Task requirements -> Can you repeat, word for word, every line from the first one down through the line that contains "bar-with-p2: [183, 156, 193, 289]"?

Information supplied ->
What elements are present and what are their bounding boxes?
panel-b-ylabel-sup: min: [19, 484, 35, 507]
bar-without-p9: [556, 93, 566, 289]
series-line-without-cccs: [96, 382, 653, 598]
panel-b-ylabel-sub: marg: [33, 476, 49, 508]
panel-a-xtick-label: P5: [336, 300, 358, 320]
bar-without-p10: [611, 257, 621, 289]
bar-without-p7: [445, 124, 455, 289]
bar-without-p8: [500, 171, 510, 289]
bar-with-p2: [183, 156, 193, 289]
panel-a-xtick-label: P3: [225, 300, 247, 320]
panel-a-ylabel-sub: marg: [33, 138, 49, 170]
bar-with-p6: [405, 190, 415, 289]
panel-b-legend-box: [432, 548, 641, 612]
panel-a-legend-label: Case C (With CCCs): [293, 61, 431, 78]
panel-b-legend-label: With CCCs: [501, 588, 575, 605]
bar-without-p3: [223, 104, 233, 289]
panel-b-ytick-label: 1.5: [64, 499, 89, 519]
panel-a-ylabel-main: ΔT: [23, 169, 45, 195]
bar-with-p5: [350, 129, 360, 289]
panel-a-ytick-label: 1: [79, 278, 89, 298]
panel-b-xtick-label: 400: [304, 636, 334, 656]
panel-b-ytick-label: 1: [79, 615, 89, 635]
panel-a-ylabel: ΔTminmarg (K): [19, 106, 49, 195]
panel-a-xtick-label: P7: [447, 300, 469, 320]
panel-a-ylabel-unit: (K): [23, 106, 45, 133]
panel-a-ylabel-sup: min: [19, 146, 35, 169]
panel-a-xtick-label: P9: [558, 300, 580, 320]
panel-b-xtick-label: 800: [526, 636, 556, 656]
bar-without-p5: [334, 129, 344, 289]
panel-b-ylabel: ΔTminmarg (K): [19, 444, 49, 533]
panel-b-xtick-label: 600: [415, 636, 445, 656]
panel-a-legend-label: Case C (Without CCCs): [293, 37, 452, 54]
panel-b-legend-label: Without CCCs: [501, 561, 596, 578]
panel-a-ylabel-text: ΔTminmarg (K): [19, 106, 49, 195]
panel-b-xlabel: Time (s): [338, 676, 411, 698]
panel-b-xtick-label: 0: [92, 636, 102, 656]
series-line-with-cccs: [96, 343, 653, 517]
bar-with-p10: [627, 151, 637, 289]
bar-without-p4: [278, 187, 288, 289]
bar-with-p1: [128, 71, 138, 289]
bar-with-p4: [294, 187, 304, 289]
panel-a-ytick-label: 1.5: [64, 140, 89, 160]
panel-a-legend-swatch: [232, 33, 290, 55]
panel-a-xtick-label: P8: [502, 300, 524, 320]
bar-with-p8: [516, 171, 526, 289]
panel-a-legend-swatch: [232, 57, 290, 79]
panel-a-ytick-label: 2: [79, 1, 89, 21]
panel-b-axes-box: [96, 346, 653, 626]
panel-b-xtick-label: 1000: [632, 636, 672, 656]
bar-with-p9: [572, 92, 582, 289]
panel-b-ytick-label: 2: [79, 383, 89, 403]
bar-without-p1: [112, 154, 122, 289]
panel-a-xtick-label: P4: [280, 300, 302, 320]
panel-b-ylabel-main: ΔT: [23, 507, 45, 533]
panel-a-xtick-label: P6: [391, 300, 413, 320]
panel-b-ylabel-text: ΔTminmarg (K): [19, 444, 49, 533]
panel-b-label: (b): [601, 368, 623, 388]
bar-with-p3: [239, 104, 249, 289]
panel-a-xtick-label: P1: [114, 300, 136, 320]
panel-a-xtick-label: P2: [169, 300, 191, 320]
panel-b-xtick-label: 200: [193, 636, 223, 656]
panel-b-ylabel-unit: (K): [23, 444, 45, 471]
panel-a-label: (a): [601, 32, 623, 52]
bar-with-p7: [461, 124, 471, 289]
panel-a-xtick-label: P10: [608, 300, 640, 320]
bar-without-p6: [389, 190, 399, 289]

Output of the exercise ->
What elements are present and what are their bounding boxes?
panel-b-ylabel-sup: min: [19, 484, 35, 507]
bar-without-p9: [556, 93, 566, 289]
series-line-without-cccs: [96, 382, 653, 598]
panel-b-ylabel-sub: marg: [33, 476, 49, 508]
panel-a-xtick-label: P5: [336, 300, 358, 320]
bar-without-p10: [611, 257, 621, 289]
bar-without-p7: [445, 124, 455, 289]
bar-without-p8: [500, 171, 510, 289]
bar-with-p2: [183, 156, 193, 289]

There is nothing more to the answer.